* Start Supplied information *

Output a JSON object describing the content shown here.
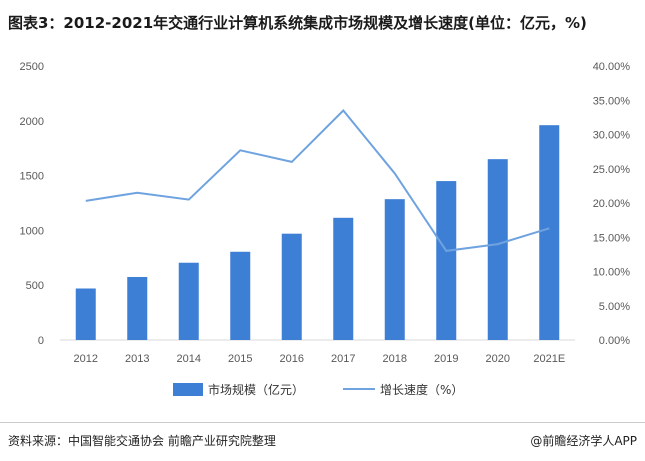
{
  "header": {
    "title": "图表3：2012-2021年交通行业计算机系统集成市场规模及增长速度(单位：亿元，%)"
  },
  "chart_data": {
    "type": "bar",
    "title": "图表3：2012-2021年交通行业计算机系统集成市场规模及增长速度(单位：亿元，%)",
    "categories": [
      "2012",
      "2013",
      "2014",
      "2015",
      "2016",
      "2017",
      "2018",
      "2019",
      "2020",
      "2021E"
    ],
    "series": [
      {
        "name": "市场规模（亿元）",
        "type": "bar",
        "axis": "left",
        "color": "#3e7fd6",
        "values": [
          470,
          575,
          705,
          805,
          970,
          1115,
          1285,
          1450,
          1650,
          1960
        ]
      },
      {
        "name": "增长速度（%）",
        "type": "line",
        "axis": "right",
        "color": "#6fa3e0",
        "values": [
          20.3,
          21.5,
          20.5,
          27.7,
          26.0,
          33.5,
          24.3,
          13.0,
          14.0,
          16.3
        ]
      }
    ],
    "left_axis": {
      "min": 0,
      "max": 2500,
      "ticks": [
        "0",
        "500",
        "1000",
        "1500",
        "2000",
        "2500"
      ]
    },
    "right_axis": {
      "min": 0,
      "max": 40,
      "ticks": [
        "0.00%",
        "5.00%",
        "10.00%",
        "15.00%",
        "20.00%",
        "25.00%",
        "30.00%",
        "35.00%",
        "40.00%"
      ]
    },
    "grid": false,
    "legend_position": "bottom"
  },
  "footer": {
    "source": "资料来源：中国智能交通协会 前瞻产业研究院整理",
    "credit": "@前瞻经济学人APP"
  }
}
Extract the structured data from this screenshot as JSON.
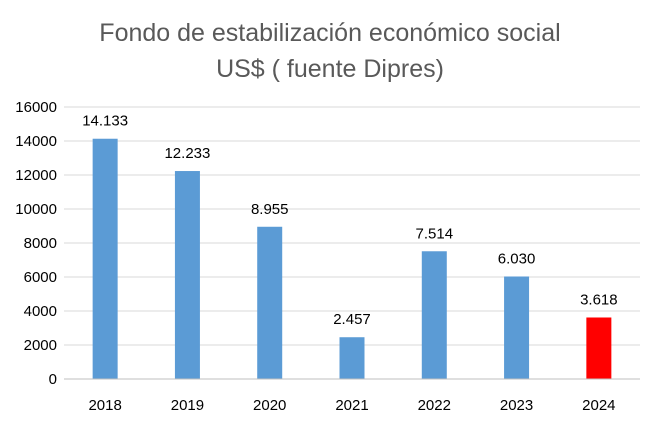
{
  "chart_data": {
    "type": "bar",
    "title": "Fondo de estabilización económico social",
    "subtitle": "US$ ( fuente Dipres)",
    "categories": [
      "2018",
      "2019",
      "2020",
      "2021",
      "2022",
      "2023",
      "2024"
    ],
    "values": [
      14133,
      12233,
      8955,
      2457,
      7514,
      6030,
      3618
    ],
    "data_labels": [
      "14.133",
      "12.233",
      "8.955",
      "2.457",
      "7.514",
      "6.030",
      "3.618"
    ],
    "bar_colors": [
      "#5b9bd5",
      "#5b9bd5",
      "#5b9bd5",
      "#5b9bd5",
      "#5b9bd5",
      "#5b9bd5",
      "#ff0000"
    ],
    "ylim": [
      0,
      16000
    ],
    "yticks": [
      "0",
      "2000",
      "4000",
      "6000",
      "8000",
      "10000",
      "12000",
      "14000",
      "16000"
    ],
    "grid": true,
    "legend": "none"
  }
}
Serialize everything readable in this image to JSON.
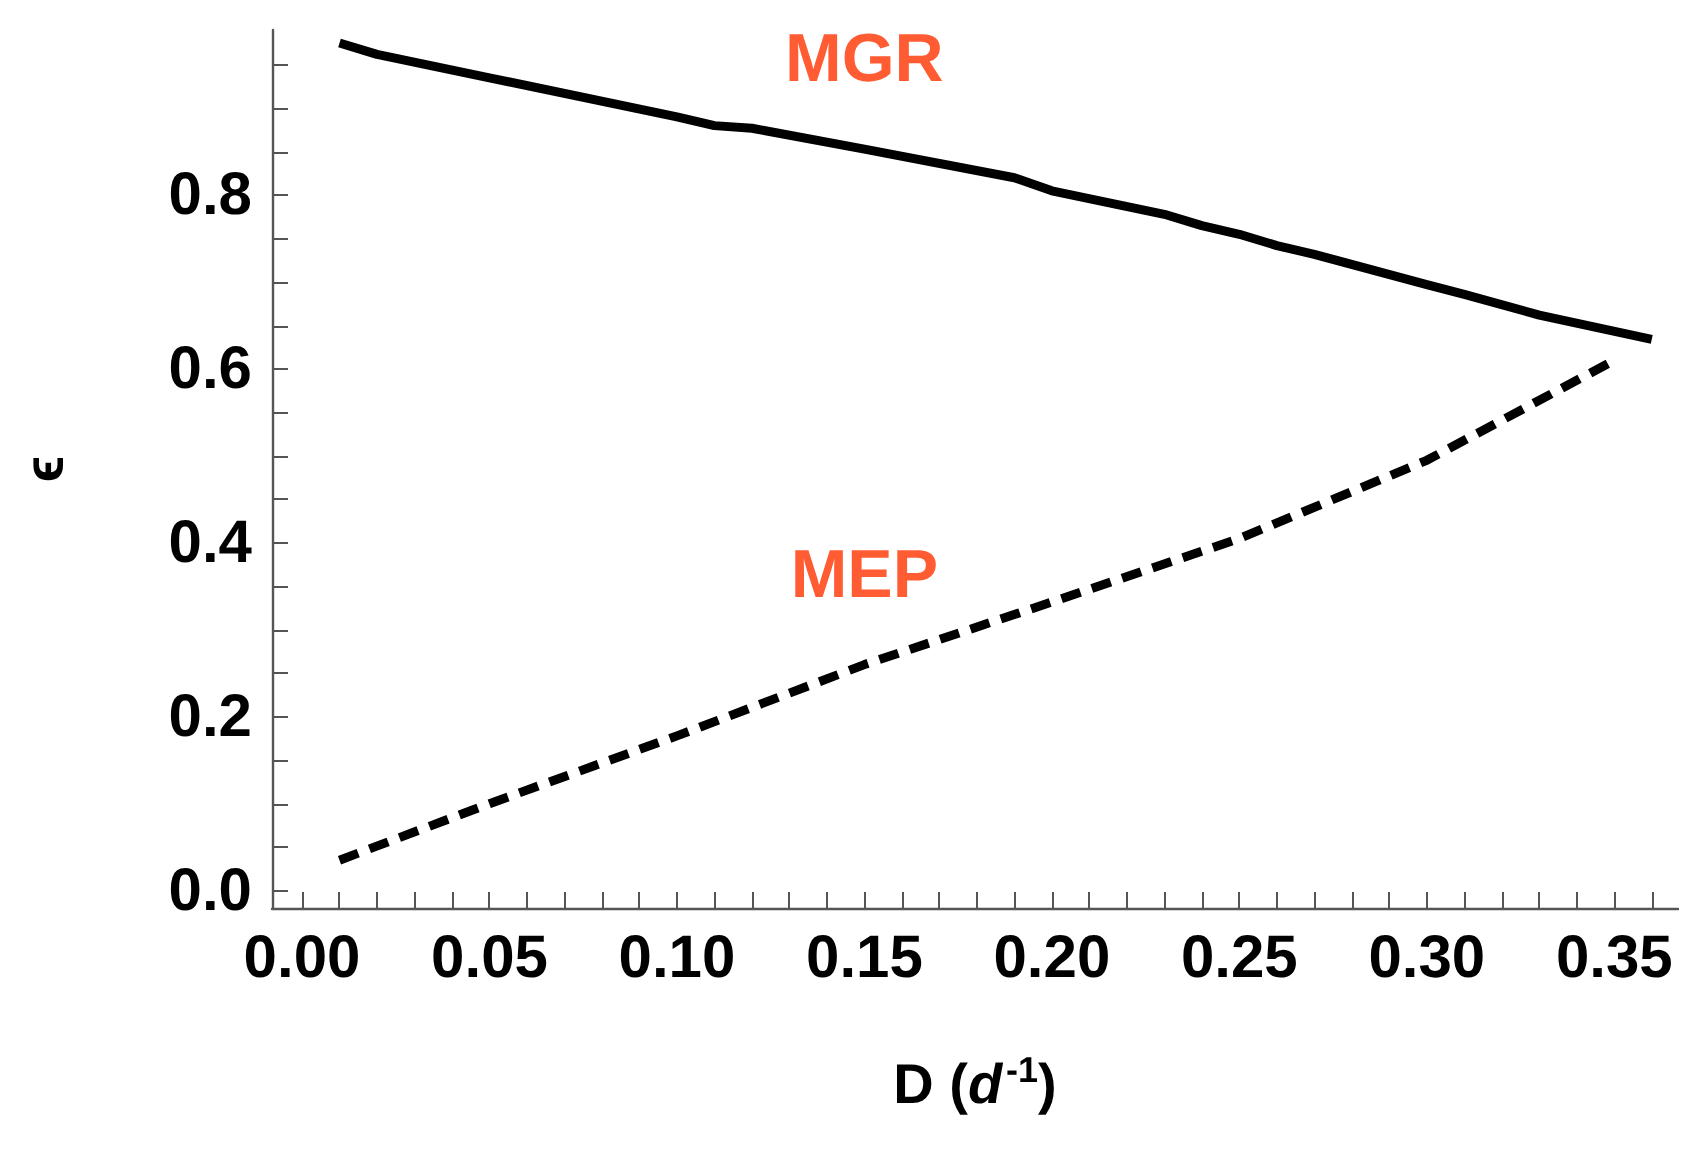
{
  "chart_data": {
    "type": "line",
    "xlabel": "D (d$^{-1}$)",
    "ylabel": "ϵ",
    "xlim": [
      -0.008,
      0.367
    ],
    "ylim": [
      -0.02,
      0.99
    ],
    "xticks": [
      {
        "value": 0,
        "label": "0.00"
      },
      {
        "value": 0.01,
        "label": null
      },
      {
        "value": 0.02,
        "label": null
      },
      {
        "value": 0.03,
        "label": null
      },
      {
        "value": 0.04,
        "label": null
      },
      {
        "value": 0.05,
        "label": "0.05"
      },
      {
        "value": 0.06,
        "label": null
      },
      {
        "value": 0.07,
        "label": null
      },
      {
        "value": 0.08,
        "label": null
      },
      {
        "value": 0.09,
        "label": null
      },
      {
        "value": 0.1,
        "label": "0.10"
      },
      {
        "value": 0.11,
        "label": null
      },
      {
        "value": 0.12,
        "label": null
      },
      {
        "value": 0.13,
        "label": null
      },
      {
        "value": 0.14,
        "label": null
      },
      {
        "value": 0.15,
        "label": "0.15"
      },
      {
        "value": 0.16,
        "label": null
      },
      {
        "value": 0.17,
        "label": null
      },
      {
        "value": 0.18,
        "label": null
      },
      {
        "value": 0.19,
        "label": null
      },
      {
        "value": 0.2,
        "label": "0.20"
      },
      {
        "value": 0.21,
        "label": null
      },
      {
        "value": 0.22,
        "label": null
      },
      {
        "value": 0.23,
        "label": null
      },
      {
        "value": 0.24,
        "label": null
      },
      {
        "value": 0.25,
        "label": "0.25"
      },
      {
        "value": 0.26,
        "label": null
      },
      {
        "value": 0.27,
        "label": null
      },
      {
        "value": 0.28,
        "label": null
      },
      {
        "value": 0.29,
        "label": null
      },
      {
        "value": 0.3,
        "label": "0.30"
      },
      {
        "value": 0.31,
        "label": null
      },
      {
        "value": 0.32,
        "label": null
      },
      {
        "value": 0.33,
        "label": null
      },
      {
        "value": 0.34,
        "label": null
      },
      {
        "value": 0.35,
        "label": "0.35"
      },
      {
        "value": 0.36,
        "label": null
      }
    ],
    "yticks": [
      {
        "value": 0,
        "label": "0.0"
      },
      {
        "value": 0.05,
        "label": null
      },
      {
        "value": 0.1,
        "label": null
      },
      {
        "value": 0.15,
        "label": null
      },
      {
        "value": 0.2,
        "label": "0.2"
      },
      {
        "value": 0.25,
        "label": null
      },
      {
        "value": 0.3,
        "label": null
      },
      {
        "value": 0.35,
        "label": null
      },
      {
        "value": 0.4,
        "label": "0.4"
      },
      {
        "value": 0.45,
        "label": null
      },
      {
        "value": 0.5,
        "label": null
      },
      {
        "value": 0.55,
        "label": null
      },
      {
        "value": 0.6,
        "label": "0.6"
      },
      {
        "value": 0.65,
        "label": null
      },
      {
        "value": 0.7,
        "label": null
      },
      {
        "value": 0.75,
        "label": null
      },
      {
        "value": 0.8,
        "label": "0.8"
      },
      {
        "value": 0.85,
        "label": null
      },
      {
        "value": 0.9,
        "label": null
      },
      {
        "value": 0.95,
        "label": null
      }
    ],
    "grid": false,
    "marker": "none",
    "series": [
      {
        "name": "MGR",
        "color": "#000000",
        "line_style": "solid",
        "x": [
          0.01,
          0.02,
          0.05,
          0.1,
          0.11,
          0.12,
          0.15,
          0.19,
          0.2,
          0.23,
          0.24,
          0.25,
          0.26,
          0.27,
          0.3,
          0.31,
          0.33,
          0.36
        ],
        "values": [
          0.975,
          0.962,
          0.935,
          0.89,
          0.88,
          0.877,
          0.853,
          0.82,
          0.805,
          0.778,
          0.765,
          0.755,
          0.742,
          0.732,
          0.697,
          0.686,
          0.662,
          0.634
        ]
      },
      {
        "name": "MEP",
        "color": "#000000",
        "line_style": "dashed",
        "x": [
          0.01,
          0.05,
          0.1,
          0.15,
          0.2,
          0.25,
          0.3,
          0.35
        ],
        "values": [
          0.035,
          0.1,
          0.178,
          0.26,
          0.332,
          0.405,
          0.495,
          0.61
        ]
      }
    ]
  }
}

* End Supplied information *

Instruction - From the records given above, reproduce all text exactly and exclude each picture.

Solution below -
Output a JSON object describing the content shown here.
{
  "header": {
    "title": "图表3：2012-2021年交通行业计算机系统集成市场规模及增长速度(单位：亿元，%)"
  },
  "chart_data": {
    "type": "bar",
    "title": "图表3：2012-2021年交通行业计算机系统集成市场规模及增长速度(单位：亿元，%)",
    "categories": [
      "2012",
      "2013",
      "2014",
      "2015",
      "2016",
      "2017",
      "2018",
      "2019",
      "2020",
      "2021E"
    ],
    "series": [
      {
        "name": "市场规模（亿元）",
        "type": "bar",
        "axis": "left",
        "color": "#3e7fd6",
        "values": [
          470,
          575,
          705,
          805,
          970,
          1115,
          1285,
          1450,
          1650,
          1960
        ]
      },
      {
        "name": "增长速度（%）",
        "type": "line",
        "axis": "right",
        "color": "#6fa3e0",
        "values": [
          20.3,
          21.5,
          20.5,
          27.7,
          26.0,
          33.5,
          24.3,
          13.0,
          14.0,
          16.3
        ]
      }
    ],
    "left_axis": {
      "min": 0,
      "max": 2500,
      "ticks": [
        "0",
        "500",
        "1000",
        "1500",
        "2000",
        "2500"
      ]
    },
    "right_axis": {
      "min": 0,
      "max": 40,
      "ticks": [
        "0.00%",
        "5.00%",
        "10.00%",
        "15.00%",
        "20.00%",
        "25.00%",
        "30.00%",
        "35.00%",
        "40.00%"
      ]
    },
    "grid": false,
    "legend_position": "bottom"
  },
  "footer": {
    "source": "资料来源：中国智能交通协会 前瞻产业研究院整理",
    "credit": "@前瞻经济学人APP"
  }
}
Extract the structured data from this screenshot as JSON.
{
  "chart_data": {
    "type": "bar",
    "title": "Fondo de estabilización económico social",
    "subtitle": "US$ ( fuente Dipres)",
    "categories": [
      "2018",
      "2019",
      "2020",
      "2021",
      "2022",
      "2023",
      "2024"
    ],
    "values": [
      14133,
      12233,
      8955,
      2457,
      7514,
      6030,
      3618
    ],
    "data_labels": [
      "14.133",
      "12.233",
      "8.955",
      "2.457",
      "7.514",
      "6.030",
      "3.618"
    ],
    "bar_colors": [
      "#5b9bd5",
      "#5b9bd5",
      "#5b9bd5",
      "#5b9bd5",
      "#5b9bd5",
      "#5b9bd5",
      "#ff0000"
    ],
    "ylim": [
      0,
      16000
    ],
    "yticks": [
      "0",
      "2000",
      "4000",
      "6000",
      "8000",
      "10000",
      "12000",
      "14000",
      "16000"
    ],
    "grid": true,
    "legend": "none"
  }
}
Serialize everything readable in this image to JSON.
{
  "chart_data": {
    "type": "line",
    "xlabel": "D (d$^{-1}$)",
    "ylabel": "ϵ",
    "xlim": [
      -0.008,
      0.367
    ],
    "ylim": [
      -0.02,
      0.99
    ],
    "xticks": [
      {
        "value": 0,
        "label": "0.00"
      },
      {
        "value": 0.01,
        "label": null
      },
      {
        "value": 0.02,
        "label": null
      },
      {
        "value": 0.03,
        "label": null
      },
      {
        "value": 0.04,
        "label": null
      },
      {
        "value": 0.05,
        "label": "0.05"
      },
      {
        "value": 0.06,
        "label": null
      },
      {
        "value": 0.07,
        "label": null
      },
      {
        "value": 0.08,
        "label": null
      },
      {
        "value": 0.09,
        "label": null
      },
      {
        "value": 0.1,
        "label": "0.10"
      },
      {
        "value": 0.11,
        "label": null
      },
      {
        "value": 0.12,
        "label": null
      },
      {
        "value": 0.13,
        "label": null
      },
      {
        "value": 0.14,
        "label": null
      },
      {
        "value": 0.15,
        "label": "0.15"
      },
      {
        "value": 0.16,
        "label": null
      },
      {
        "value": 0.17,
        "label": null
      },
      {
        "value": 0.18,
        "label": null
      },
      {
        "value": 0.19,
        "label": null
      },
      {
        "value": 0.2,
        "label": "0.20"
      },
      {
        "value": 0.21,
        "label": null
      },
      {
        "value": 0.22,
        "label": null
      },
      {
        "value": 0.23,
        "label": null
      },
      {
        "value": 0.24,
        "label": null
      },
      {
        "value": 0.25,
        "label": "0.25"
      },
      {
        "value": 0.26,
        "label": null
      },
      {
        "value": 0.27,
        "label": null
      },
      {
        "value": 0.28,
        "label": null
      },
      {
        "value": 0.29,
        "label": null
      },
      {
        "value": 0.3,
        "label": "0.30"
      },
      {
        "value": 0.31,
        "label": null
      },
      {
        "value": 0.32,
        "label": null
      },
      {
        "value": 0.33,
        "label": null
      },
      {
        "value": 0.34,
        "label": null
      },
      {
        "value": 0.35,
        "label": "0.35"
      },
      {
        "value": 0.36,
        "label": null
      }
    ],
    "yticks": [
      {
        "value": 0,
        "label": "0.0"
      },
      {
        "value": 0.05,
        "label": null
      },
      {
        "value": 0.1,
        "label": null
      },
      {
        "value": 0.15,
        "label": null
      },
      {
        "value": 0.2,
        "label": "0.2"
      },
      {
        "value": 0.25,
        "label": null
      },
      {
        "value": 0.3,
        "label": null
      },
      {
        "value": 0.35,
        "label": null
      },
      {
        "value": 0.4,
        "label": "0.4"
      },
      {
        "value": 0.45,
        "label": null
      },
      {
        "value": 0.5,
        "label": null
      },
      {
        "value": 0.55,
        "label": null
      },
      {
        "value": 0.6,
        "label": "0.6"
      },
      {
        "value": 0.65,
        "label": null
      },
      {
        "value": 0.7,
        "label": null
      },
      {
        "value": 0.75,
        "label": null
      },
      {
        "value": 0.8,
        "label": "0.8"
      },
      {
        "value": 0.85,
        "label": null
      },
      {
        "value": 0.9,
        "label": null
      },
      {
        "value": 0.95,
        "label": null
      }
    ],
    "grid": false,
    "marker": "none",
    "series": [
      {
        "name": "MGR",
        "color": "#000000",
        "line_style": "solid",
        "x": [
          0.01,
          0.02,
          0.05,
          0.1,
          0.11,
          0.12,
          0.15,
          0.19,
          0.2,
          0.23,
          0.24,
          0.25,
          0.26,
          0.27,
          0.3,
          0.31,
          0.33,
          0.36
        ],
        "values": [
          0.975,
          0.962,
          0.935,
          0.89,
          0.88,
          0.877,
          0.853,
          0.82,
          0.805,
          0.778,
          0.765,
          0.755,
          0.742,
          0.732,
          0.697,
          0.686,
          0.662,
          0.634
        ]
      },
      {
        "name": "MEP",
        "color": "#000000",
        "line_style": "dashed",
        "x": [
          0.01,
          0.05,
          0.1,
          0.15,
          0.2,
          0.25,
          0.3,
          0.35
        ],
        "values": [
          0.035,
          0.1,
          0.178,
          0.26,
          0.332,
          0.405,
          0.495,
          0.61
        ]
      }
    ]
  }
}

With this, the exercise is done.